Text provided ::
Comparing with the existing schemes, we make the following novel contributions in FDIA attack sample generation:

● We propose a novel and efficient sample generation method. Our proposed scheme introduces an adversarial attention-diffusion model to generate a large number of attack samples, which can solve the problem of scarce attack samples in FDIA detection. According to the investigation, this is the first time that the diffusion model has been applied to the study of FDIA attack sample generation.

● We use the forward diffusion of the diffusion model to add noise to the real data while injecting the attack vector. Subsequently, the ATTGAN model is trained to effectively focus on the information of power grid measurements and topological nodes, while weakening irrelevant information. In the reverse diffusion process, we combine the trained ATTGAN model to predict the noise, and gradually iterate forward step by step and denoise in this process. A large number of efficient FDIA attack samples can be generated.

● Comprehensive experiments are performed with classical data sets. The experimental results demonstrate that the proposed method can significantly improve the overall performance against FDIA detection, and outperform the existing FDIA attack sample construction methods in terms of attack strength, concealment, and decline of FDIA detection accuracy.

The rest of this paper is organized as follows. In Section 2, related works on FDIAs and diffusion models are introduced. In Section 3, the framework of the proposed attack sample generation method based on the adversarial attention diffusion model and the specific structure of the AttDiff model are introduced in detail. In Section 4, a large number of experiments and corresponding comparative experiments are carried out, and the experimental results are presented. Finally, in Section 5, the work of this paper is summarized and prospected.

2. Related work

2.1. False data injection attack

A fake data injection attack is a kind of network attack against CPS. Its core is to construct and inject fake data to bypass system detection, so as to achieve the purpose of attack. This type of attack is particularly common in critical infrastructure such as smart grids and can have a serious impact on the operational stability, supply reliability, and data accuracy of the power system.

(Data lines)
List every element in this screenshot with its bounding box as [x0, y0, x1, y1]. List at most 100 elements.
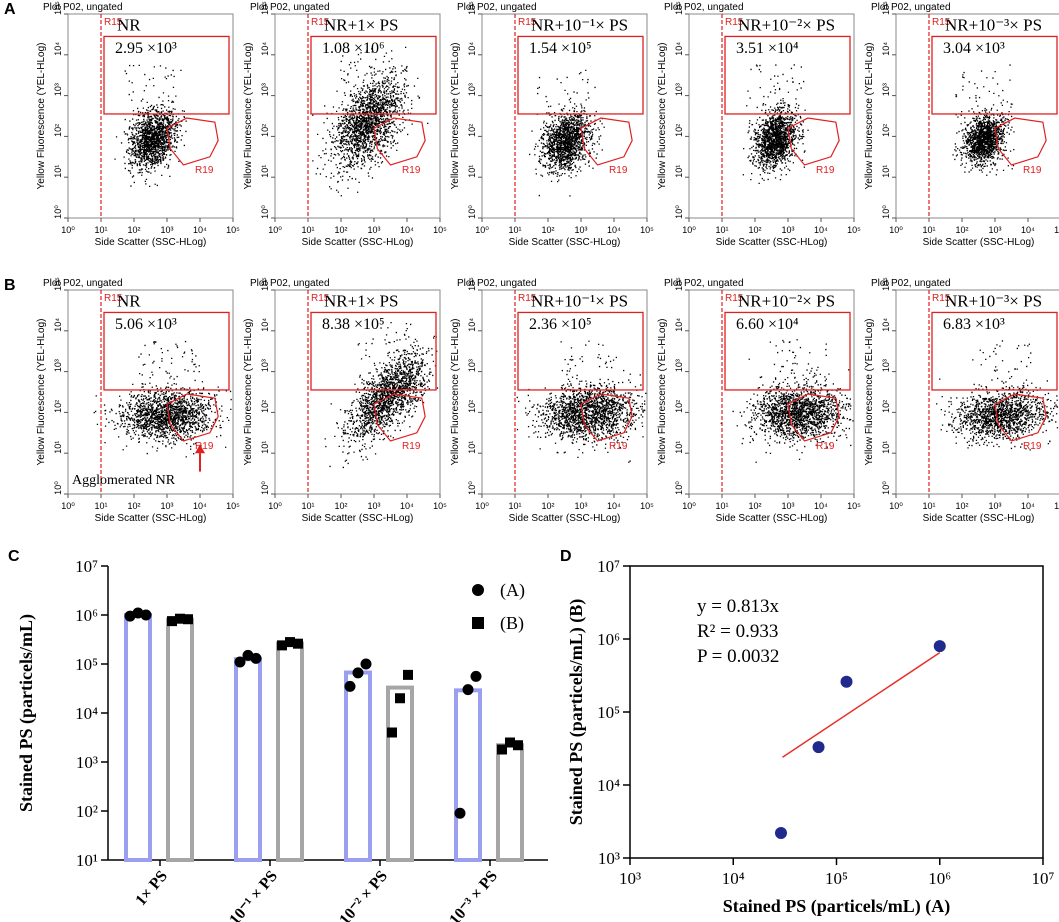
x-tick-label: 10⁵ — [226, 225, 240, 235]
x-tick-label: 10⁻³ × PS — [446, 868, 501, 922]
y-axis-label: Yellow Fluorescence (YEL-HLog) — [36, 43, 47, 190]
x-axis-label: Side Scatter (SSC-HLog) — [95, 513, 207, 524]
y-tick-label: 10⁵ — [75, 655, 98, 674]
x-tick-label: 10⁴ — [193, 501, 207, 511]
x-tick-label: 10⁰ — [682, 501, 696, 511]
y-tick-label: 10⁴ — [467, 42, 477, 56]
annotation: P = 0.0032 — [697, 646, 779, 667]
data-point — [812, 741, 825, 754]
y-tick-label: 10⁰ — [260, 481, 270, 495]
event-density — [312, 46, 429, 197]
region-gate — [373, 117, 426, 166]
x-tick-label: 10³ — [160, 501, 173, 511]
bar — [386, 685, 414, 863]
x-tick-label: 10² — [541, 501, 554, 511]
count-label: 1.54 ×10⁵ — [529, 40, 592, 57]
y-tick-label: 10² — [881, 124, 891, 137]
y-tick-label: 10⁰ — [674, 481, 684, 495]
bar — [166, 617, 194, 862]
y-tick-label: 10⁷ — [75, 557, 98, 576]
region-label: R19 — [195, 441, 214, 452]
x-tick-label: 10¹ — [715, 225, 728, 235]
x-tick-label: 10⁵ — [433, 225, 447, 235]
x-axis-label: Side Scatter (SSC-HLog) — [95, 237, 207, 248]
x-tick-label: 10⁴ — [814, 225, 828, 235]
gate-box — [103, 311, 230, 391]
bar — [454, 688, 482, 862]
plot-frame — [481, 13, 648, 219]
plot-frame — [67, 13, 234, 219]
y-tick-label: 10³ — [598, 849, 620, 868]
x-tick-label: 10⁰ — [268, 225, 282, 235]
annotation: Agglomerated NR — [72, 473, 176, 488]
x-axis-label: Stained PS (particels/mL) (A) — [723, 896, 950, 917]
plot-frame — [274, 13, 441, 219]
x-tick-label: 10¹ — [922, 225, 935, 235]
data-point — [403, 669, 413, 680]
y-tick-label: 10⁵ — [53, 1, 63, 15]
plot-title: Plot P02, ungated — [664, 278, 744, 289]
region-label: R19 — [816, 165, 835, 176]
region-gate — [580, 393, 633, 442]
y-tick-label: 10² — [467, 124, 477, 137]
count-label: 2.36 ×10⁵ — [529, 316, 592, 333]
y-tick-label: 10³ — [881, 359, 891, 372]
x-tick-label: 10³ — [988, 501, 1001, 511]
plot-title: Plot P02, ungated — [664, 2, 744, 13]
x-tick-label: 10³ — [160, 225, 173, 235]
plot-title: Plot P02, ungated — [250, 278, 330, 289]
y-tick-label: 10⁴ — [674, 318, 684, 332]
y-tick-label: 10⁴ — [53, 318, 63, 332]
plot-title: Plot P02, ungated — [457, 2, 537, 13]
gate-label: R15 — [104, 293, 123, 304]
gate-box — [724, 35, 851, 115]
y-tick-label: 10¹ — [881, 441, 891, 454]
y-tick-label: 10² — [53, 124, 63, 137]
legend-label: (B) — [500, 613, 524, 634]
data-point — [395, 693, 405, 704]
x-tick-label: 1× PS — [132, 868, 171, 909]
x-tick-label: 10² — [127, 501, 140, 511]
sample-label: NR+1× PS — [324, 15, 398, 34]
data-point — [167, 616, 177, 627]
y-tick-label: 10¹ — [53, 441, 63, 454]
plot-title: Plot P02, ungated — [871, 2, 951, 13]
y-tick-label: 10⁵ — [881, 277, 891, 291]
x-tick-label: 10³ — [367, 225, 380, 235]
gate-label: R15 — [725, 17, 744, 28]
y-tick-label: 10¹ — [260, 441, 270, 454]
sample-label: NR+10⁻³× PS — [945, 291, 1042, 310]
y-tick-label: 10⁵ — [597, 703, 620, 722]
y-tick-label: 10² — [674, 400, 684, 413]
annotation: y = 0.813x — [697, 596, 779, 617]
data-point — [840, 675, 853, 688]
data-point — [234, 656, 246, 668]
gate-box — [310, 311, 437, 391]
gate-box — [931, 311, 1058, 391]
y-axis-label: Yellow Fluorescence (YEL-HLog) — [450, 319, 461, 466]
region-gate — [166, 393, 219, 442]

Aim of the exercise :: Copy the text on FDIA attack sample generation from "The rest of" to "summarized and prospected.", switching "paper" to "article".

Correct result ::
The rest of this article is organized as follows. In Section 2, related works on FDIAs and diffusion models are introduced. In Section 3, the framework of the proposed attack sample generation method based on the adversarial attention diffusion model and the specific structure of the AttDiff model are introduced in detail. In Section 4, a large number of experiments and corresponding comparative experiments are carried out, and the experimental results are presented. Finally, in Section 5, the work of this article is summarized and prospected.